SET PROBLEM ▸ What follows is a set of records, each of which is to be written out exactly.

====== RECORD SET ======

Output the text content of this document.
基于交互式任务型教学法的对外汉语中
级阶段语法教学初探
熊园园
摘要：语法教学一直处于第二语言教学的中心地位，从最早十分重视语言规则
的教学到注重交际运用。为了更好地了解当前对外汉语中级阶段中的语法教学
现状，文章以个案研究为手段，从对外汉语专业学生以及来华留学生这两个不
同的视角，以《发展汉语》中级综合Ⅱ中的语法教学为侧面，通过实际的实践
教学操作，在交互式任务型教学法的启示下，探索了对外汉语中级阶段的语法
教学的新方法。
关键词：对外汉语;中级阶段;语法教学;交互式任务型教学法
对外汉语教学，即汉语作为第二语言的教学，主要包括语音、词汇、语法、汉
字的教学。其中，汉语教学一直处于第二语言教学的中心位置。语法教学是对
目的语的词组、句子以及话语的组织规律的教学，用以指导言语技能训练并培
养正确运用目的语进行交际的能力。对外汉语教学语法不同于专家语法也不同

======

RESULT ▸
Output the text content of this document.
基于交互式任务型教学法的对外汉语中
级阶段语法教学初探
熊园园
摘要：语法教学一直处于第二语言教学的中心地位，从最早十分重视语言规则
的教学到注重交际运用。为了更好地了解当前对外汉语中级阶段中的语法教学
现状，文章以个案研究为手段，从对外汉语专业学生以及来华留学生这两个不
同的视角，以《发展汉语》中级综合Ⅱ中的语法教学为侧面，通过实际的实践
教学操作，在交互式任务型教学法的启示下，探索了对外汉语中级阶段的语法
教学的新方法。
关键词：对外汉语;中级阶段;语法教学;交互式任务型教学法
对外汉语教学，即汉语作为第二语言的教学，主要包括语音、词汇、语法、汉
字的教学。其中，汉语教学一直处于第二语言教学的中心位置。语法教学是对
目的语的词组、句子以及话语的组织规律的教学，用以指导言语技能训练并培
养正确运用目的语进行交际的能力。对外汉语教学语法不同于专家语法也不同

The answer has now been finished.